| Aim of the exercise |
Nothing in the records may be left out or altered; reproduce them all exactly.

......

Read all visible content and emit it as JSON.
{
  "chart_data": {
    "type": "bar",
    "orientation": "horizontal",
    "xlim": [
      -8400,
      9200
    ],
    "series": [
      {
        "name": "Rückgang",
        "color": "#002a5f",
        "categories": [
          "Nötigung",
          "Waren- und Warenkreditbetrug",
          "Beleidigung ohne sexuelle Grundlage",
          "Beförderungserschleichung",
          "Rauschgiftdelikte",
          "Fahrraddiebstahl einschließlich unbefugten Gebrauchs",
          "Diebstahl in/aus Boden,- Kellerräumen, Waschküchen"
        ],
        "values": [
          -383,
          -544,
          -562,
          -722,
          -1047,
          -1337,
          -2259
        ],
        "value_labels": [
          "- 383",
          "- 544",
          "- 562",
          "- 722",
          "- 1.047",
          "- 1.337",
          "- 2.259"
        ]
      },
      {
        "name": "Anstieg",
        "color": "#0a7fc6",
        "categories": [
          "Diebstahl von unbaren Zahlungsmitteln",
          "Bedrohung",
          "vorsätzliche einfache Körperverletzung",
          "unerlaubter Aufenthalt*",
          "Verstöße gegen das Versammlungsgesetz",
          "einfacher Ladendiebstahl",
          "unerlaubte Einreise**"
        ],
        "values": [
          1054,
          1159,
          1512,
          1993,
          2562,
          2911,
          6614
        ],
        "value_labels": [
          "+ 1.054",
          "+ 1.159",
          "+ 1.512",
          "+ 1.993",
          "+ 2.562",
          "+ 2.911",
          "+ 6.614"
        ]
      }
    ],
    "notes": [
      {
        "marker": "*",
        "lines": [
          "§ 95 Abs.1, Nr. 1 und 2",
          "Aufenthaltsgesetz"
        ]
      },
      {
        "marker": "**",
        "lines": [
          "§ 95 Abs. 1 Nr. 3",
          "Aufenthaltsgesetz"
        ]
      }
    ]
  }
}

......

| Answer for this exercise |
Read all visible content and emit it as JSON.
{
  "chart_data": {
    "type": "bar",
    "orientation": "horizontal",
    "xlim": [
      -8400,
      9200
    ],
    "series": [
      {
        "name": "Rückgang",
        "color": "#002a5f",
        "categories": [
          "Nötigung",
          "Waren- und Warenkreditbetrug",
          "Beleidigung ohne sexuelle Grundlage",
          "Beförderungserschleichung",
          "Rauschgiftdelikte",
          "Fahrraddiebstahl einschließlich unbefugten Gebrauchs",
          "Diebstahl in/aus Boden,- Kellerräumen, Waschküchen"
        ],
        "values": [
          -383,
          -544,
          -562,
          -722,
          -1047,
          -1337,
          -2259
        ],
        "value_labels": [
          "- 383",
          "- 544",
          "- 562",
          "- 722",
          "- 1.047",
          "- 1.337",
          "- 2.259"
        ]
      },
      {
        "name": "Anstieg",
        "color": "#0a7fc6",
        "categories": [
          "Diebstahl von unbaren Zahlungsmitteln",
          "Bedrohung",
          "vorsätzliche einfache Körperverletzung",
          "unerlaubter Aufenthalt*",
          "Verstöße gegen das Versammlungsgesetz",
          "einfacher Ladendiebstahl",
          "unerlaubte Einreise**"
        ],
        "values": [
          1054,
          1159,
          1512,
          1993,
          2562,
          2911,
          6614
        ],
        "value_labels": [
          "+ 1.054",
          "+ 1.159",
          "+ 1.512",
          "+ 1.993",
          "+ 2.562",
          "+ 2.911",
          "+ 6.614"
        ]
      }
    ],
    "notes": [
      {
        "marker": "*",
        "lines": [
          "§ 95 Abs.1, Nr. 1 und 2",
          "Aufenthaltsgesetz"
        ]
      },
      {
        "marker": "**",
        "lines": [
          "§ 95 Abs. 1 Nr. 3",
          "Aufenthaltsgesetz"
        ]
      }
    ]
  }
}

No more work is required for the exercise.